- Exercise objective
Please quote the material exactly, every line of it.

- Source material

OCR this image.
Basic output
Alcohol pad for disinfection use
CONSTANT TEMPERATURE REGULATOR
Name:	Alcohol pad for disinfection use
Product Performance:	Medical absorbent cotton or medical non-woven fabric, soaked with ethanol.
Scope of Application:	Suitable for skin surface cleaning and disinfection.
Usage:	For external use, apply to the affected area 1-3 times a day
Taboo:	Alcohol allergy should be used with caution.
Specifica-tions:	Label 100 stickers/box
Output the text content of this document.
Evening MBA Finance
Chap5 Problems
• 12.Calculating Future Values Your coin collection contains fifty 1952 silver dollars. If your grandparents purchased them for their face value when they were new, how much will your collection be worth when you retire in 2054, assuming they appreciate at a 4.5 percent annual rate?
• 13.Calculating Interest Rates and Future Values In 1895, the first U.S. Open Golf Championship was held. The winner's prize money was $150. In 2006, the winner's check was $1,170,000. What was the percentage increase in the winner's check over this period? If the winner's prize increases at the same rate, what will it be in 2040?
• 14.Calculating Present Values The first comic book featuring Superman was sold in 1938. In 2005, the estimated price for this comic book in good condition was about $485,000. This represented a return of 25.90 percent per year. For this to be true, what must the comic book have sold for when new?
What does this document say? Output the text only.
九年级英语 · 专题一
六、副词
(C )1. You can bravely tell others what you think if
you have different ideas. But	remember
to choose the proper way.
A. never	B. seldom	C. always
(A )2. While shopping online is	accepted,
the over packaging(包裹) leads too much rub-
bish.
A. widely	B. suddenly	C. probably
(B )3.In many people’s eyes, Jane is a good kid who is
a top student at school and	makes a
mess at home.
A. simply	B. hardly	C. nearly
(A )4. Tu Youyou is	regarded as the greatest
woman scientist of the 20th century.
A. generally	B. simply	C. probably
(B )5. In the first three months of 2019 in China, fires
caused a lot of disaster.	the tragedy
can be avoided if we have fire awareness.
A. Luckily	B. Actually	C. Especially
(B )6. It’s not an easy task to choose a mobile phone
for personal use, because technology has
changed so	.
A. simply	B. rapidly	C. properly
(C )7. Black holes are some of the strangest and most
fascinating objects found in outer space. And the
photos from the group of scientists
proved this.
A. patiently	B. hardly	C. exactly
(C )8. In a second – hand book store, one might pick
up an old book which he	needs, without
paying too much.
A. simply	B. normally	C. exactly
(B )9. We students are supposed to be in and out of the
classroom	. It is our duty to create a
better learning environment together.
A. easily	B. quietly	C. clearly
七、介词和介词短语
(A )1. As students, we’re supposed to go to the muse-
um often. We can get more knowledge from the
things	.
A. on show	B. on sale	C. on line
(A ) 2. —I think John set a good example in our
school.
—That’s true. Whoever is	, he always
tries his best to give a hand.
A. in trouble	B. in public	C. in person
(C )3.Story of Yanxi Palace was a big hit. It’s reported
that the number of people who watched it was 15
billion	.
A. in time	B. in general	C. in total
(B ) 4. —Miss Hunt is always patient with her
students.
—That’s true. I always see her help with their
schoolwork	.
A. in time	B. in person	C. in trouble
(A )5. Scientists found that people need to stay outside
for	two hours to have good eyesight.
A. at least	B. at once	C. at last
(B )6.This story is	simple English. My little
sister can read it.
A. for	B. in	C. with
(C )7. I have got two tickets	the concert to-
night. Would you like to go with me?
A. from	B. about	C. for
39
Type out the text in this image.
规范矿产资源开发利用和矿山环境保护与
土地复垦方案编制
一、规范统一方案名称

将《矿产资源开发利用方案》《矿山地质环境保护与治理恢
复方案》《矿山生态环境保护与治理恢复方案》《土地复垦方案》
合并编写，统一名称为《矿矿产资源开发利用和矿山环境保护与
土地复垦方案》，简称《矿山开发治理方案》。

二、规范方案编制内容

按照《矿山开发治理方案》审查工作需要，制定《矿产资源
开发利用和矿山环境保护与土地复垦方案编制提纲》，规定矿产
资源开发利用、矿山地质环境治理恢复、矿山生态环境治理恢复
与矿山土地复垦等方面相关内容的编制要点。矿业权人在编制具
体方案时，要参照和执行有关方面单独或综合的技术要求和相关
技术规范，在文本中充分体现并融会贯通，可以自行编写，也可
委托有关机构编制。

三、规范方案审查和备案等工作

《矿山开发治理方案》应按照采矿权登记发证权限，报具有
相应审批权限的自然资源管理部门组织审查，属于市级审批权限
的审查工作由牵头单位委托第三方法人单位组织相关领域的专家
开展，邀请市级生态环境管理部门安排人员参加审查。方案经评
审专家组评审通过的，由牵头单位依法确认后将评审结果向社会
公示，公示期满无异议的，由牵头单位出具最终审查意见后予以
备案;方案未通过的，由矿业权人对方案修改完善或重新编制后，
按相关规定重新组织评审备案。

- Result of the task
OCR this image.
Basic output
Alcohol pad for disinfection use
CONSTANT TEMPERATURE REGULATOR
Name:	Alcohol pad for disinfection use
Product Performance:	Medical absorbent cotton or medical non-woven fabric, soaked with ethanol.
Scope of Application:	Suitable for skin surface cleaning and disinfection.
Usage:	For external use, apply to the affected area 1-3 times a day
Taboo:	Alcohol allergy should be used with caution.
Specifica-tions:	Label 100 stickers/box
Output the text content of this document.
Evening MBA Finance
Chap5 Problems
• 12.Calculating Future Values Your coin collection contains fifty 1952 silver dollars. If your grandparents purchased them for their face value when they were new, how much will your collection be worth when you retire in 2054, assuming they appreciate at a 4.5 percent annual rate?
• 13.Calculating Interest Rates and Future Values In 1895, the first U.S. Open Golf Championship was held. The winner's prize money was $150. In 2006, the winner's check was $1,170,000. What was the percentage increase in the winner's check over this period? If the winner's prize increases at the same rate, what will it be in 2040?
• 14.Calculating Present Values The first comic book featuring Superman was sold in 1938. In 2005, the estimated price for this comic book in good condition was about $485,000. This represented a return of 25.90 percent per year. For this to be true, what must the comic book have sold for when new?
What does this document say? Output the text only.
九年级英语 · 专题一
六、副词
(C )1. You can bravely tell others what you think if
you have different ideas. But	remember
to choose the proper way.
A. never	B. seldom	C. always
(A )2. While shopping online is	accepted,
the over packaging(包裹) leads too much rub-
bish.
A. widely	B. suddenly	C. probably
(B )3.In many people’s eyes, Jane is a good kid who is
a top student at school and	makes a
mess at home.
A. simply	B. hardly	C. nearly
(A )4. Tu Youyou is	regarded as the greatest
woman scientist of the 20th century.
A. generally	B. simply	C. probably
(B )5. In the first three months of 2019 in China, fires
caused a lot of disaster.	the tragedy
can be avoided if we have fire awareness.
A. Luckily	B. Actually	C. Especially
(B )6. It’s not an easy task to choose a mobile phone
for personal use, because technology has
changed so	.
A. simply	B. rapidly	C. properly
(C )7. Black holes are some of the strangest and most
fascinating objects found in outer space. And the
photos from the group of scientists
proved this.
A. patiently	B. hardly	C. exactly
(C )8. In a second – hand book store, one might pick
up an old book which he	needs, without
paying too much.
A. simply	B. normally	C. exactly
(B )9. We students are supposed to be in and out of the
classroom	. It is our duty to create a
better learning environment together.
A. easily	B. quietly	C. clearly
七、介词和介词短语
(A )1. As students, we’re supposed to go to the muse-
um often. We can get more knowledge from the
things	.
A. on show	B. on sale	C. on line
(A ) 2. —I think John set a good example in our
school.
—That’s true. Whoever is	, he always
tries his best to give a hand.
A. in trouble	B. in public	C. in person
(C )3.Story of Yanxi Palace was a big hit. It’s reported
that the number of people who watched it was 15
billion	.
A. in time	B. in general	C. in total
(B ) 4. —Miss Hunt is always patient with her
students.
—That’s true. I always see her help with their
schoolwork	.
A. in time	B. in person	C. in trouble
(A )5. Scientists found that people need to stay outside
for	two hours to have good eyesight.
A. at least	B. at once	C. at last
(B )6.This story is	simple English. My little
sister can read it.
A. for	B. in	C. with
(C )7. I have got two tickets	the concert to-
night. Would you like to go with me?
A. from	B. about	C. for
39
Type out the text in this image.
规范矿产资源开发利用和矿山环境保护与
土地复垦方案编制
一、规范统一方案名称

将《矿产资源开发利用方案》《矿山地质环境保护与治理恢
复方案》《矿山生态环境保护与治理恢复方案》《土地复垦方案》
合并编写，统一名称为《矿矿产资源开发利用和矿山环境保护与
土地复垦方案》，简称《矿山开发治理方案》。

二、规范方案编制内容

按照《矿山开发治理方案》审查工作需要，制定《矿产资源
开发利用和矿山环境保护与土地复垦方案编制提纲》，规定矿产
资源开发利用、矿山地质环境治理恢复、矿山生态环境治理恢复
与矿山土地复垦等方面相关内容的编制要点。矿业权人在编制具
体方案时，要参照和执行有关方面单独或综合的技术要求和相关
技术规范，在文本中充分体现并融会贯通，可以自行编写，也可
委托有关机构编制。

三、规范方案审查和备案等工作

《矿山开发治理方案》应按照采矿权登记发证权限，报具有
相应审批权限的自然资源管理部门组织审查，属于市级审批权限
的审查工作由牵头单位委托第三方法人单位组织相关领域的专家
开展，邀请市级生态环境管理部门安排人员参加审查。方案经评
审专家组评审通过的，由牵头单位依法确认后将评审结果向社会
公示，公示期满无异议的，由牵头单位出具最终审查意见后予以
备案;方案未通过的，由矿业权人对方案修改完善或重新编制后，
按相关规定重新组织评审备案。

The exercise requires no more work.